▶ _Условия задания_
A - Замени «event-date» на «event-datetime» в строках, начиная со строки, где есть «search-icon[interactable] xyxy=(452,102,478,130)», и до строки с «initials-avatar: PU xyxy=(71,579,115,623)» включительно. Приведи только эти строки, больше ничего не меняя.
B - Продолжи текст о творческой генеалогии осетинских сказителей с того места, на котором он заканчивается.

▶ _Исходный текст_
◆ ◆ ◆ ◆

Справедливости ради следует отметить, что тема творческой генеалогии в свое время привлекла внимание пионера в области изучения осетинского сказительства, Губади Дзагурова, который выделил в ней два аспекта:
1) учительские династии, восходящие к наиболее ярким (в плане дарования) личностям; 2) вероятность нахождения региональных «школ» с собственными традициями в Урстуалта, Донифарсе, Стур-Дигоре, Махческе, прочих уголках Северной и Южной Осетии [28, 102‑104]. Гипотеза ученого дальнейшего развития не получила. По сегодняшний день никто не взялся еще за рассмотрение репертуарных приоритетов, исполнительской самобытности в означенных Г. Дзагуровым местных центрах. Не проанализированы стилевые качества той или иной сказительской манеры; не установлено, существует ли в творчестве ученика и учителя некое единство отличительных признаков, особенностей разработки сюжетов, повествовательных канонов и пр. Ждет своего разрешения ряд других, не менее важных моментов. Это и проблема «эпической памяти» (изучение механизма усвоения, «хранения» и воспроизведения сказаний учениками), специфики взаимосвязи вариативности и традиции; и вопросы, касающиеся отношения певца к своему репертуару, меры осознания им ритуального характера сказывания эпических текстов. Не менее значимы и задачи декодирования семантики жестов, запретов, «расшифровки» мифов о ниспосланном даре и его возможностей, и многое другое.

◆ ◆ ◆ ◆

▶ _Строки набора данных_
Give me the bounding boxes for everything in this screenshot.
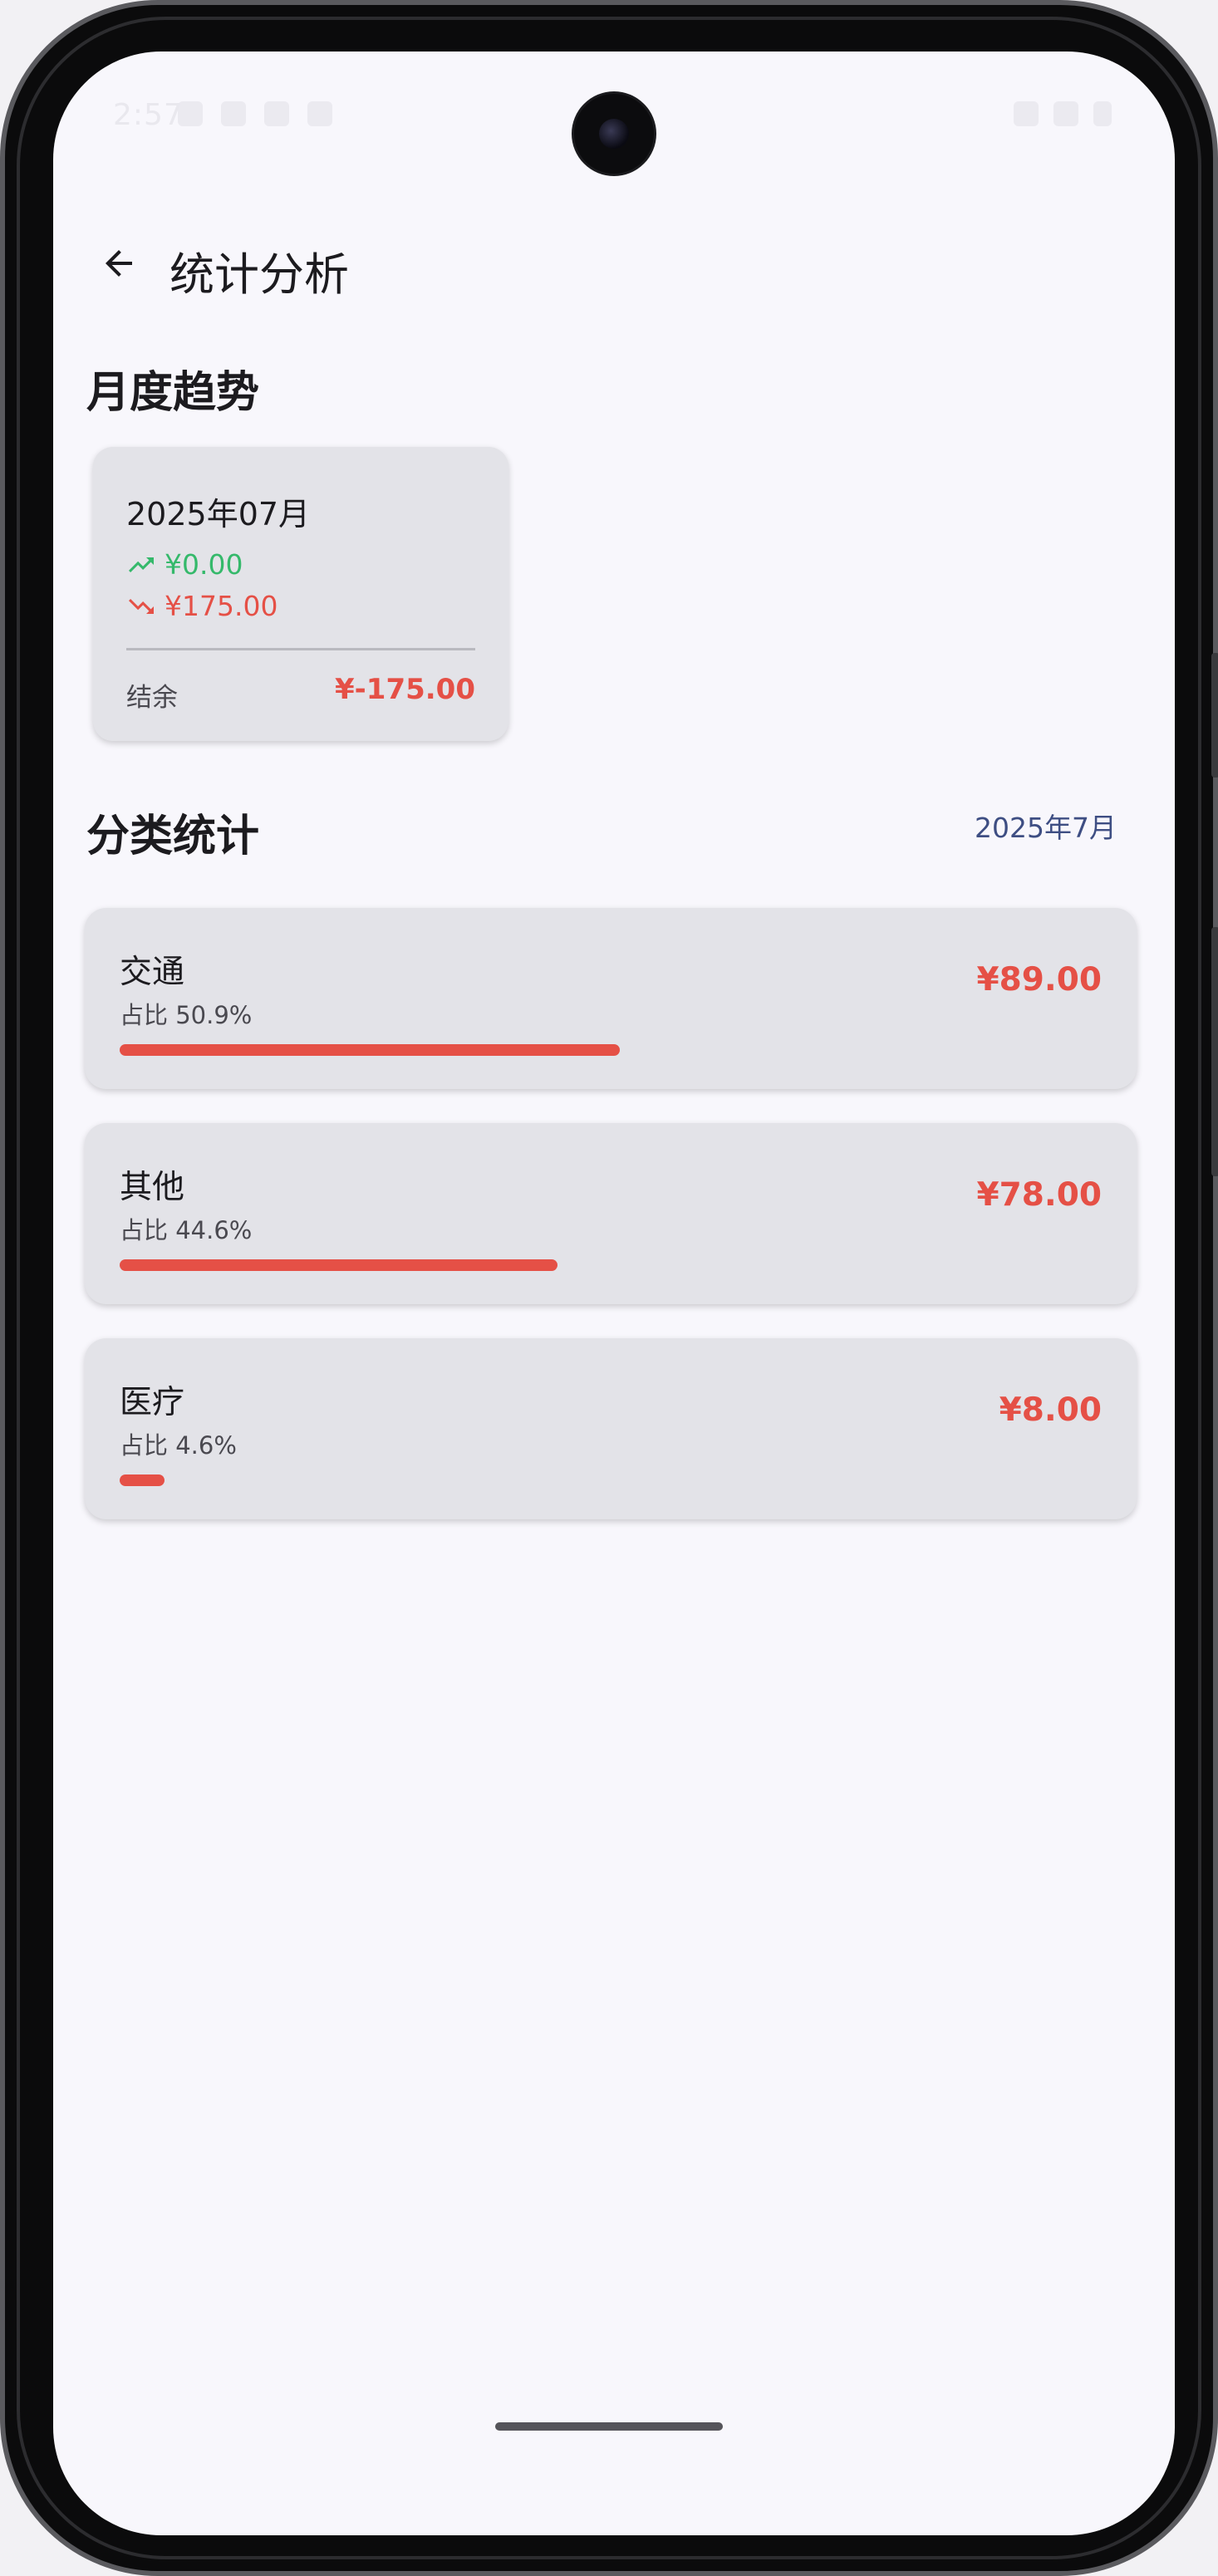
shield-icon xyxy=(264,101,289,126)
period-selector[interactable]: 2025年7月 xyxy=(975,806,1117,846)
signal-icon xyxy=(1053,101,1078,126)
power-button xyxy=(1211,653,1218,778)
back-button[interactable] xyxy=(81,226,156,301)
home-indicator[interactable] xyxy=(495,2422,723,2431)
category-progress xyxy=(120,1474,1102,1486)
category-share: 占比 44.6% xyxy=(120,1216,253,1244)
balance-label: 结余 xyxy=(126,683,178,713)
category-name: 医疗 xyxy=(120,1384,185,1421)
month-label: 2025年07月 xyxy=(126,496,311,532)
category-card-transport[interactable]: 交通 占比 50.9% ¥89.00 xyxy=(85,908,1137,1089)
arrow-back-icon xyxy=(106,250,132,277)
accessibility-icon xyxy=(221,101,246,126)
category-amount: ¥8.00 xyxy=(999,1391,1102,1429)
category-card-medical[interactable]: 医疗 占比 4.6% ¥8.00 xyxy=(85,1338,1137,1519)
income-value: ¥0.00 xyxy=(165,548,243,581)
category-progress xyxy=(120,1259,1102,1271)
category-card-other[interactable]: 其他 占比 44.6% ¥78.00 xyxy=(85,1123,1137,1304)
category-amount: ¥89.00 xyxy=(976,961,1103,999)
category-name: 交通 xyxy=(120,954,185,991)
category-progress-fill xyxy=(120,1044,620,1056)
screenshot-icon xyxy=(178,101,203,126)
category-progress xyxy=(120,1044,1102,1056)
balance-value: ¥-175.00 xyxy=(335,673,475,706)
trending-down-icon xyxy=(129,598,154,614)
sd-card-icon xyxy=(307,101,332,126)
page-title: 统计分析 xyxy=(169,248,349,301)
app-bar: 统计分析 xyxy=(53,218,1175,309)
category-progress-fill xyxy=(120,1259,558,1271)
monthly-card[interactable]: 2025年07月 ¥0.00 ¥175.00 结余 ¥-175.00 xyxy=(93,447,508,741)
income-row: ¥0.00 xyxy=(126,548,243,581)
phone-frame: 2:57 统计分析 月度趋势 2025年07月 ¥0.00 ¥175.00 结余… xyxy=(0,0,1218,2576)
category-name: 其他 xyxy=(120,1169,185,1206)
app-screen: 2:57 统计分析 月度趋势 2025年07月 ¥0.00 ¥175.00 结余… xyxy=(53,52,1175,2535)
category-progress-fill xyxy=(120,1474,165,1486)
volume-button xyxy=(1211,927,1218,1176)
category-share: 占比 4.6% xyxy=(120,1431,237,1460)
category-stats-title: 分类统计 xyxy=(86,812,260,861)
expense-row: ¥175.00 xyxy=(126,590,277,622)
card-divider xyxy=(126,648,475,650)
expense-value: ¥175.00 xyxy=(165,590,278,622)
monthly-trend-title: 月度趋势 xyxy=(86,368,260,418)
wifi-icon xyxy=(1014,101,1039,126)
category-share: 占比 50.9% xyxy=(120,1001,253,1029)
trending-up-icon xyxy=(129,557,154,572)
status-notification-icons xyxy=(178,101,332,126)
battery-icon xyxy=(1093,101,1112,126)
front-camera xyxy=(574,94,654,174)
status-time: 2:57 xyxy=(113,98,184,132)
status-system-icons xyxy=(1014,101,1112,126)
category-amount: ¥78.00 xyxy=(976,1176,1103,1214)
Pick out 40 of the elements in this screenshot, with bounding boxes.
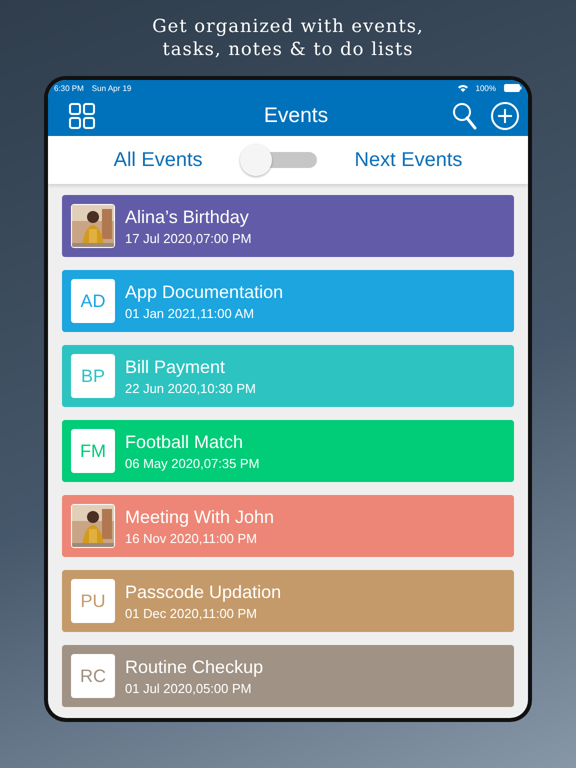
search-icon[interactable] xyxy=(452,102,478,130)
event-card[interactable]: FM Football Match 06 May 2020,07:35 PM xyxy=(62,420,514,482)
event-date: 22 Jun 2020,10:30 PM xyxy=(125,380,256,396)
battery-percent: 100% xyxy=(476,84,496,92)
event-title: App Documentation xyxy=(125,282,284,302)
event-date: 01 Dec 2020,11:00 PM xyxy=(125,606,258,620)
initials-avatar: RC xyxy=(71,654,115,698)
initials-avatar: PU xyxy=(71,579,115,623)
event-card[interactable]: PU Passcode Updation 01 Dec 2020,11:00 PM xyxy=(62,570,514,632)
all-events-label[interactable]: All Events xyxy=(114,148,203,172)
status-date: Sun Apr 19 xyxy=(92,84,132,92)
event-date: 16 Nov 2020,11:00 PM xyxy=(125,530,258,546)
event-date: 06 May 2020,07:35 PM xyxy=(125,456,260,470)
event-title: Routine Checkup xyxy=(125,656,264,678)
event-title: Football Match xyxy=(125,432,244,452)
event-card[interactable]: RC Routine Checkup 01 Jul 2020,05:00 PM xyxy=(62,645,514,707)
event-title: Passcode Updation xyxy=(125,582,282,602)
grid-icon[interactable] xyxy=(68,102,96,130)
event-date: 01 Jan 2021,11:00 AM xyxy=(125,306,256,320)
event-card[interactable]: Meeting With John 16 Nov 2020,11:00 PM xyxy=(62,495,514,557)
event-date: 17 Jul 2020,07:00 PM xyxy=(125,230,252,246)
initials-avatar: FM xyxy=(71,429,115,473)
toggle-switch[interactable] xyxy=(238,143,319,177)
next-events-label[interactable]: Next Events xyxy=(354,148,462,172)
event-title: Bill Payment xyxy=(125,356,226,378)
event-title: Alina’s Birthday xyxy=(125,206,250,228)
initials-avatar: AD xyxy=(71,279,115,323)
event-date: 01 Jul 2020,05:00 PM xyxy=(125,680,252,696)
event-card[interactable]: AD App Documentation 01 Jan 2021,11:00 AM xyxy=(62,270,514,332)
status-time: 6:30 PM xyxy=(54,84,84,92)
event-card[interactable]: BP Bill Payment 22 Jun 2020,10:30 PM xyxy=(62,345,514,407)
initials-avatar: BP xyxy=(71,354,115,398)
wifi-icon xyxy=(458,84,468,92)
event-card[interactable]: Alina’s Birthday 17 Jul 2020,07:00 PM xyxy=(62,195,514,257)
event-title: Meeting With John xyxy=(125,506,274,528)
add-icon[interactable] xyxy=(490,101,520,131)
battery-icon xyxy=(504,84,522,92)
screen-title: Events xyxy=(262,104,330,128)
headline: tasks, notes & to do lists xyxy=(162,38,414,61)
headline: Get organized with events, xyxy=(152,15,424,38)
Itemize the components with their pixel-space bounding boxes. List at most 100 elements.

◆ ◆ ◆ ◆

▶ _Ответы на задания_
A -
search-icon[interactable] xyxy=(452,102,478,130)
event-card[interactable]: FM Football Match 06 May 2020,07:35 PM xyxy=(62,420,514,482)
event-datetime: 22 Jun 2020,10:30 PM xyxy=(125,380,256,396)
battery-percent: 100% xyxy=(476,84,496,92)
event-title: App Documentation xyxy=(125,282,284,302)
event-datetime: 01 Dec 2020,11:00 PM xyxy=(125,606,258,620)
initials-avatar: RC xyxy=(71,654,115,698)
initials-avatar: PU xyxy=(71,579,115,623)

B -
Что касается истории творческих генеалогий, она в мировой практике, северокавказской в том числе, представлена в двух основных видах: семейные династии и обучение у известных мастеров. Отличную семейную выучку с младых, так сказать, ногтей прошли осетины Кудза Джусоев (р. 1853) – воспринял сказительский талант от дяди по матери; Гаха Сланов (р. 1836) – перенял мастерство сказывания от отца, игре же на 12‑струнной арфе обучался у дяди по отцу. Чудодействием Слова в устах отца и дяди проникся уже в раннем детстве балкарец Хамзат Биттиров (р. 1867). Талант отца, знаменитого по всей Балкарии певца и сказителя, унаследовал Алий Этеев (р. 1892) [6, 129]. Примеры можно множить и множить.
В основе развития второй, более обширной ветви сказительства – преемственность традиции по схеме «учитель – ученик». По отрывочным сведениям, дошедшим до нас, можно восстановить несколько таких «династий». «Учредителем» одной из них являются известные певцы-кадагганаги братья Дохчико и Дзагастуг Бериевы. От них тянутся звенья творческой «эстафеты»: Гази Тайсаев, житель селения Лезгор → Кубади Текоев из селения Задалеск → его сын Сараби и односельчанин Инал Базиев. [13, 139]. Иногда перенимали опыт двух и более мастеров. Так, Сабе Медоев из селения Урсдон в ранней юности учился одновременно у двух своих односельчан – известных народных сказителей Гитю Караева (147 лет) и Лола Лолаева (140 лет).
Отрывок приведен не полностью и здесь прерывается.